Given task:
Quote, without change, all of the lines that follow.

___

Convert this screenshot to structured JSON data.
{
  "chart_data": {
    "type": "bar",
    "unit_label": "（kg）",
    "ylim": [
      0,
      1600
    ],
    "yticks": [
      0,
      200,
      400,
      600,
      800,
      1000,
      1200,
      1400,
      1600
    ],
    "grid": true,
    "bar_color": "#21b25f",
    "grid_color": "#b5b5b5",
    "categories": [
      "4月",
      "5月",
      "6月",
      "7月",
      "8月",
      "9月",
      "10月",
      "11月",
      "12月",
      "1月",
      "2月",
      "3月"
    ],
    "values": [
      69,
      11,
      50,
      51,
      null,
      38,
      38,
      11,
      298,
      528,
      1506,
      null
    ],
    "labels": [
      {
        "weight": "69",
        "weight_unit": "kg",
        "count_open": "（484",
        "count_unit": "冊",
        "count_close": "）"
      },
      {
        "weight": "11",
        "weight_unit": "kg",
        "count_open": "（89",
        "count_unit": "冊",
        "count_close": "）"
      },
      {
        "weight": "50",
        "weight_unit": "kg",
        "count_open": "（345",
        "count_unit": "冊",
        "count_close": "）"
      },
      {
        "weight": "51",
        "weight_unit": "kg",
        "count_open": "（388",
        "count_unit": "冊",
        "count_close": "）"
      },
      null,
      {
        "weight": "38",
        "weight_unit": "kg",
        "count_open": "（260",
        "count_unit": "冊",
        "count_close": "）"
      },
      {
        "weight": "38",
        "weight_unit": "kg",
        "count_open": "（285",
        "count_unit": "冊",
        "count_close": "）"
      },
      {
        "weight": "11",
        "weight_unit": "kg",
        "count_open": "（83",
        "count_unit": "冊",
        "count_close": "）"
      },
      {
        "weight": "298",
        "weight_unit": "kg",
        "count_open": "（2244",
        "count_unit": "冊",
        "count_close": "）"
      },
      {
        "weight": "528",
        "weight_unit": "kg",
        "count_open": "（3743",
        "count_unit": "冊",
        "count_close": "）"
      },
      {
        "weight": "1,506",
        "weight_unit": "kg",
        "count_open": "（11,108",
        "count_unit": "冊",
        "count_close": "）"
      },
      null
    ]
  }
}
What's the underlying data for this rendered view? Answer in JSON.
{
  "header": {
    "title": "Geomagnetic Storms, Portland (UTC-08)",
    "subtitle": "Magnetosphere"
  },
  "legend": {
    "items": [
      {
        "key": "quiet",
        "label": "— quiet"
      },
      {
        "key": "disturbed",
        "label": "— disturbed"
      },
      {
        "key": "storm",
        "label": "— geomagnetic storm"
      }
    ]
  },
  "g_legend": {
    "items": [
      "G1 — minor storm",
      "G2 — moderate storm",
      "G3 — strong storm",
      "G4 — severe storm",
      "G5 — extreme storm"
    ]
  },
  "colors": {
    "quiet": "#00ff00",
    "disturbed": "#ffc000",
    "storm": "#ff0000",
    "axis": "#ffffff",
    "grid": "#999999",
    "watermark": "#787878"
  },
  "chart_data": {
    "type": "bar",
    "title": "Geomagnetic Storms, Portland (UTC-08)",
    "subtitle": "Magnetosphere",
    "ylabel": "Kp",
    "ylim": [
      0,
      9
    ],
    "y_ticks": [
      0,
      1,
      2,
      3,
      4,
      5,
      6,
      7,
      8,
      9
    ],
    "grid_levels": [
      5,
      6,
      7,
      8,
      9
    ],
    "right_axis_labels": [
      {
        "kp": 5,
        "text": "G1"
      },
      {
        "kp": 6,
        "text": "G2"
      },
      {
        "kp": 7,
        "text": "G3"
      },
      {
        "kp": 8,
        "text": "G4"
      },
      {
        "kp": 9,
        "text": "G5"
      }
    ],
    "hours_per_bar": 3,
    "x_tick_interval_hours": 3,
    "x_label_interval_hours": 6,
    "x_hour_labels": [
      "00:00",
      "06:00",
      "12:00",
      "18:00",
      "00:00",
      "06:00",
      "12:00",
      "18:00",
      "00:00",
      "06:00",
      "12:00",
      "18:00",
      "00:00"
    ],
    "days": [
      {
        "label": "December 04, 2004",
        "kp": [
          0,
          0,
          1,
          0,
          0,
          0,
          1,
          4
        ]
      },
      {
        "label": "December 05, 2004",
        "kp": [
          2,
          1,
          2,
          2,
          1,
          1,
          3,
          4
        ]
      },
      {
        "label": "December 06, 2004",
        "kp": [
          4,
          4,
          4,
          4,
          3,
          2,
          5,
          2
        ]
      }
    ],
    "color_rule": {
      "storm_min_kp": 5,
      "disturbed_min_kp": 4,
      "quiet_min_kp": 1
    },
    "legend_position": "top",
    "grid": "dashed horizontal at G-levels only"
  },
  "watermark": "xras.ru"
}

___

Task solution:
Convert this screenshot to structured JSON data.
{
  "chart_data": {
    "type": "bar",
    "unit_label": "（kg）",
    "ylim": [
      0,
      1600
    ],
    "yticks": [
      0,
      200,
      400,
      600,
      800,
      1000,
      1200,
      1400,
      1600
    ],
    "grid": true,
    "bar_color": "#21b25f",
    "grid_color": "#b5b5b5",
    "categories": [
      "4月",
      "5月",
      "6月",
      "7月",
      "8月",
      "9月",
      "10月",
      "11月",
      "12月",
      "1月",
      "2月",
      "3月"
    ],
    "values": [
      69,
      11,
      50,
      51,
      null,
      38,
      38,
      11,
      298,
      528,
      1506,
      null
    ],
    "labels": [
      {
        "weight": "69",
        "weight_unit": "kg",
        "count_open": "（484",
        "count_unit": "冊",
        "count_close": "）"
      },
      {
        "weight": "11",
        "weight_unit": "kg",
        "count_open": "（89",
        "count_unit": "冊",
        "count_close": "）"
      },
      {
        "weight": "50",
        "weight_unit": "kg",
        "count_open": "（345",
        "count_unit": "冊",
        "count_close": "）"
      },
      {
        "weight": "51",
        "weight_unit": "kg",
        "count_open": "（388",
        "count_unit": "冊",
        "count_close": "）"
      },
      null,
      {
        "weight": "38",
        "weight_unit": "kg",
        "count_open": "（260",
        "count_unit": "冊",
        "count_close": "）"
      },
      {
        "weight": "38",
        "weight_unit": "kg",
        "count_open": "（285",
        "count_unit": "冊",
        "count_close": "）"
      },
      {
        "weight": "11",
        "weight_unit": "kg",
        "count_open": "（83",
        "count_unit": "冊",
        "count_close": "）"
      },
      {
        "weight": "298",
        "weight_unit": "kg",
        "count_open": "（2244",
        "count_unit": "冊",
        "count_close": "）"
      },
      {
        "weight": "528",
        "weight_unit": "kg",
        "count_open": "（3743",
        "count_unit": "冊",
        "count_close": "）"
      },
      {
        "weight": "1,506",
        "weight_unit": "kg",
        "count_open": "（11,108",
        "count_unit": "冊",
        "count_close": "）"
      },
      null
    ]
  }
}
What's the underlying data for this rendered view? Answer in JSON.
{
  "header": {
    "title": "Geomagnetic Storms, Portland (UTC-08)",
    "subtitle": "Magnetosphere"
  },
  "legend": {
    "items": [
      {
        "key": "quiet",
        "label": "— quiet"
      },
      {
        "key": "disturbed",
        "label": "— disturbed"
      },
      {
        "key": "storm",
        "label": "— geomagnetic storm"
      }
    ]
  },
  "g_legend": {
    "items": [
      "G1 — minor storm",
      "G2 — moderate storm",
      "G3 — strong storm",
      "G4 — severe storm",
      "G5 — extreme storm"
    ]
  },
  "colors": {
    "quiet": "#00ff00",
    "disturbed": "#ffc000",
    "storm": "#ff0000",
    "axis": "#ffffff",
    "grid": "#999999",
    "watermark": "#787878"
  },
  "chart_data": {
    "type": "bar",
    "title": "Geomagnetic Storms, Portland (UTC-08)",
    "subtitle": "Magnetosphere",
    "ylabel": "Kp",
    "ylim": [
      0,
      9
    ],
    "y_ticks": [
      0,
      1,
      2,
      3,
      4,
      5,
      6,
      7,
      8,
      9
    ],
    "grid_levels": [
      5,
      6,
      7,
      8,
      9
    ],
    "right_axis_labels": [
      {
        "kp": 5,
        "text": "G1"
      },
      {
        "kp": 6,
        "text": "G2"
      },
      {
        "kp": 7,
        "text": "G3"
      },
      {
        "kp": 8,
        "text": "G4"
      },
      {
        "kp": 9,
        "text": "G5"
      }
    ],
    "hours_per_bar": 3,
    "x_tick_interval_hours": 3,
    "x_label_interval_hours": 6,
    "x_hour_labels": [
      "00:00",
      "06:00",
      "12:00",
      "18:00",
      "00:00",
      "06:00",
      "12:00",
      "18:00",
      "00:00",
      "06:00",
      "12:00",
      "18:00",
      "00:00"
    ],
    "days": [
      {
        "label": "December 04, 2004",
        "kp": [
          0,
          0,
          1,
          0,
          0,
          0,
          1,
          4
        ]
      },
      {
        "label": "December 05, 2004",
        "kp": [
          2,
          1,
          2,
          2,
          1,
          1,
          3,
          4
        ]
      },
      {
        "label": "December 06, 2004",
        "kp": [
          4,
          4,
          4,
          4,
          3,
          2,
          5,
          2
        ]
      }
    ],
    "color_rule": {
      "storm_min_kp": 5,
      "disturbed_min_kp": 4,
      "quiet_min_kp": 1
    },
    "legend_position": "top",
    "grid": "dashed horizontal at G-levels only"
  },
  "watermark": "xras.ru"
}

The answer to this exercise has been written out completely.